[Extracts from a graphics dataset]

━━━━━━━━━━━━━━━━

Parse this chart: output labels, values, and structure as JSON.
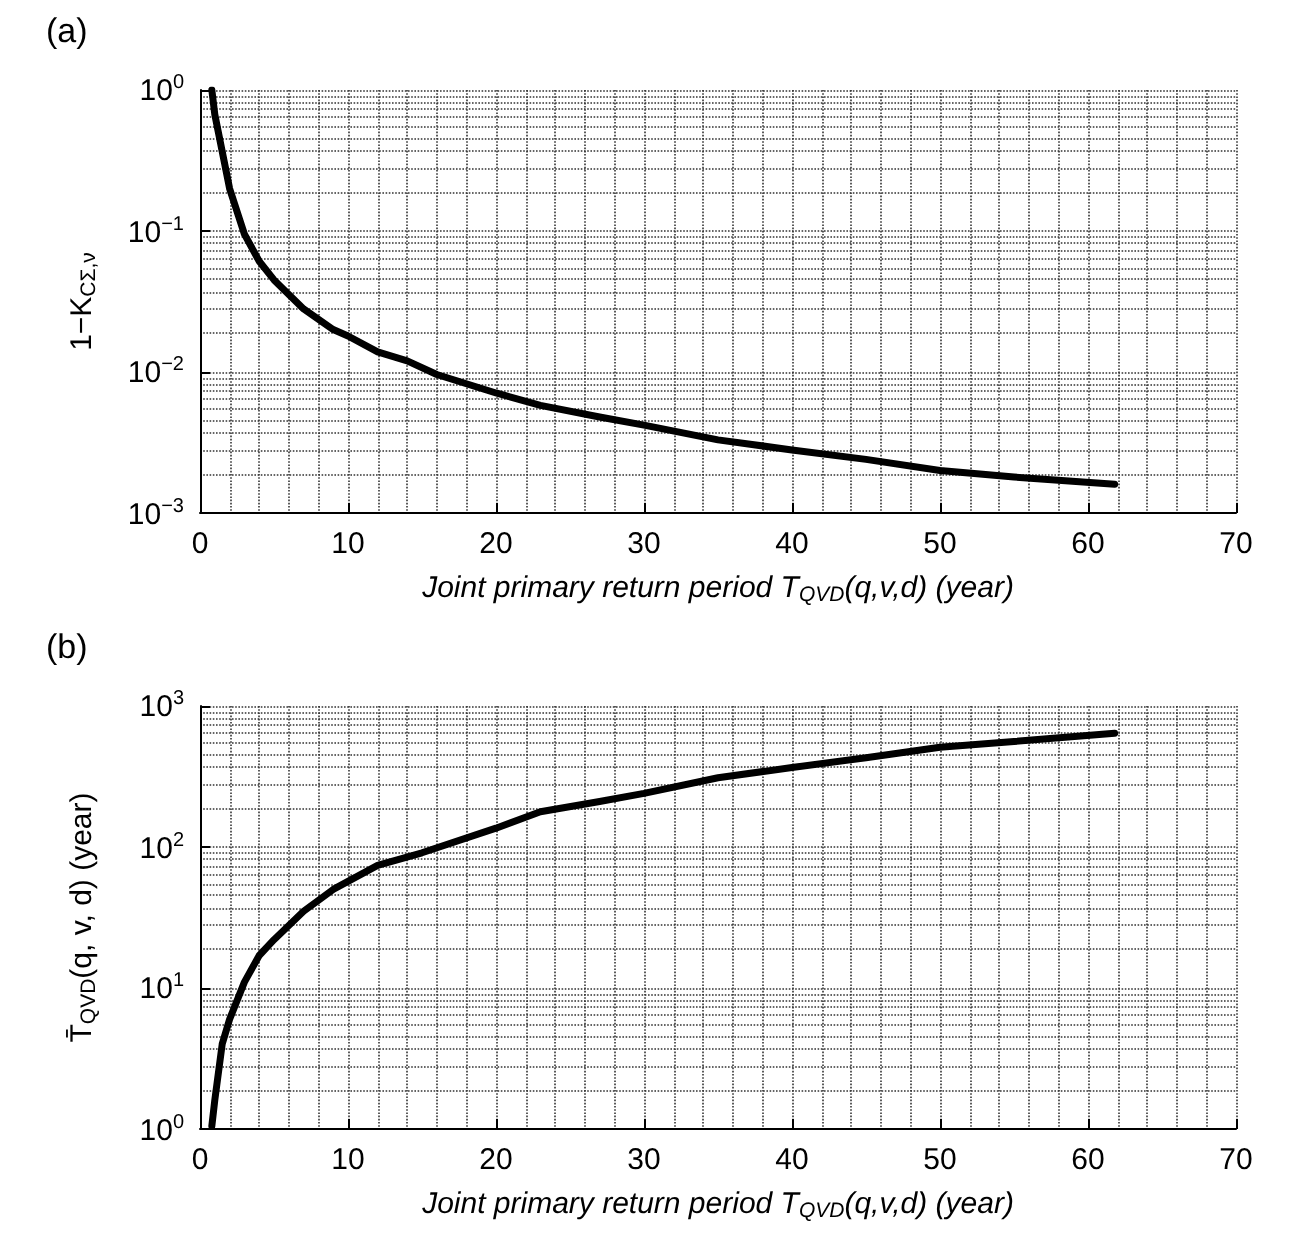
{
  "chart_data": [
    {
      "type": "line",
      "title": "(a)",
      "xlabel": "Joint primary return period T$_{QVD}$(q,v,d) (year)",
      "ylabel": "1−K$_{CΣ,ν}$",
      "x": [
        0.8,
        1,
        2,
        3,
        4,
        5,
        7,
        9,
        10,
        12,
        14,
        16,
        20,
        23,
        27,
        30,
        35,
        40,
        45,
        50,
        55,
        61.8
      ],
      "series": [
        {
          "color": "#000000",
          "values": [
            1.0,
            0.67,
            0.2,
            0.095,
            0.061,
            0.045,
            0.028,
            0.02,
            0.018,
            0.0139,
            0.012,
            0.0096,
            0.0071,
            0.0058,
            0.0048,
            0.0042,
            0.0033,
            0.0028,
            0.0024,
            0.002,
            0.0018,
            0.0016
          ]
        }
      ],
      "xlim": [
        0,
        70
      ],
      "xticks": [
        0,
        10,
        20,
        30,
        40,
        50,
        60,
        70
      ],
      "ylim": [
        0.001,
        1
      ],
      "yticks": [
        {
          "value": 0.001,
          "label": "10$^{−3}$"
        },
        {
          "value": 0.01,
          "label": "10$^{−2}$"
        },
        {
          "value": 0.1,
          "label": "10$^{−1}$"
        },
        {
          "value": 1,
          "label": "10$^{0}$"
        }
      ],
      "log": "y",
      "grid": true,
      "marker": "none",
      "line_style": "solid"
    },
    {
      "type": "line",
      "title": "(b)",
      "xlabel": "Joint primary return period T$_{QVD}$(q,v,d) (year)",
      "ylabel": "T̄$_{QVD}$(q, v, d) (year)",
      "x": [
        0.8,
        1,
        1.5,
        2,
        3,
        4,
        5,
        7,
        9,
        10,
        12,
        15,
        20,
        23,
        27,
        30,
        35,
        40,
        45,
        50,
        55,
        61.8
      ],
      "series": [
        {
          "color": "#000000",
          "values": [
            1.05,
            1.6,
            4,
            6,
            11,
            17,
            22,
            35,
            50,
            57,
            74,
            91,
            136,
            178,
            210,
            240,
            310,
            366,
            430,
            510,
            560,
            640
          ]
        }
      ],
      "xlim": [
        0,
        70
      ],
      "xticks": [
        0,
        10,
        20,
        30,
        40,
        50,
        60,
        70
      ],
      "ylim": [
        1,
        1000
      ],
      "yticks": [
        {
          "value": 1,
          "label": "10$^{0}$"
        },
        {
          "value": 10,
          "label": "10$^{1}$"
        },
        {
          "value": 100,
          "label": "10$^{2}$"
        },
        {
          "value": 1000,
          "label": "10$^{3}$"
        }
      ],
      "log": "y",
      "grid": true,
      "marker": "none",
      "line_style": "solid"
    }
  ]
}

━━━━━━━━━━━━━━━━

▶ AIM OF THE TASK:
Print all of the entries word for word. Omit the pictures they contain.

▶ TASK RESULT:
Parse this chart: output labels, values, and structure as JSON.
{
  "chart_data": [
    {
      "type": "line",
      "title": "(a)",
      "xlabel": "Joint primary return period T$_{QVD}$(q,v,d) (year)",
      "ylabel": "1−K$_{CΣ,ν}$",
      "x": [
        0.8,
        1,
        2,
        3,
        4,
        5,
        7,
        9,
        10,
        12,
        14,
        16,
        20,
        23,
        27,
        30,
        35,
        40,
        45,
        50,
        55,
        61.8
      ],
      "series": [
        {
          "color": "#000000",
          "values": [
            1.0,
            0.67,
            0.2,
            0.095,
            0.061,
            0.045,
            0.028,
            0.02,
            0.018,
            0.0139,
            0.012,
            0.0096,
            0.0071,
            0.0058,
            0.0048,
            0.0042,
            0.0033,
            0.0028,
            0.0024,
            0.002,
            0.0018,
            0.0016
          ]
        }
      ],
      "xlim": [
        0,
        70
      ],
      "xticks": [
        0,
        10,
        20,
        30,
        40,
        50,
        60,
        70
      ],
      "ylim": [
        0.001,
        1
      ],
      "yticks": [
        {
          "value": 0.001,
          "label": "10$^{−3}$"
        },
        {
          "value": 0.01,
          "label": "10$^{−2}$"
        },
        {
          "value": 0.1,
          "label": "10$^{−1}$"
        },
        {
          "value": 1,
          "label": "10$^{0}$"
        }
      ],
      "log": "y",
      "grid": true,
      "marker": "none",
      "line_style": "solid"
    },
    {
      "type": "line",
      "title": "(b)",
      "xlabel": "Joint primary return period T$_{QVD}$(q,v,d) (year)",
      "ylabel": "T̄$_{QVD}$(q, v, d) (year)",
      "x": [
        0.8,
        1,
        1.5,
        2,
        3,
        4,
        5,
        7,
        9,
        10,
        12,
        15,
        20,
        23,
        27,
        30,
        35,
        40,
        45,
        50,
        55,
        61.8
      ],
      "series": [
        {
          "color": "#000000",
          "values": [
            1.05,
            1.6,
            4,
            6,
            11,
            17,
            22,
            35,
            50,
            57,
            74,
            91,
            136,
            178,
            210,
            240,
            310,
            366,
            430,
            510,
            560,
            640
          ]
        }
      ],
      "xlim": [
        0,
        70
      ],
      "xticks": [
        0,
        10,
        20,
        30,
        40,
        50,
        60,
        70
      ],
      "ylim": [
        1,
        1000
      ],
      "yticks": [
        {
          "value": 1,
          "label": "10$^{0}$"
        },
        {
          "value": 10,
          "label": "10$^{1}$"
        },
        {
          "value": 100,
          "label": "10$^{2}$"
        },
        {
          "value": 1000,
          "label": "10$^{3}$"
        }
      ],
      "log": "y",
      "grid": true,
      "marker": "none",
      "line_style": "solid"
    }
  ]
}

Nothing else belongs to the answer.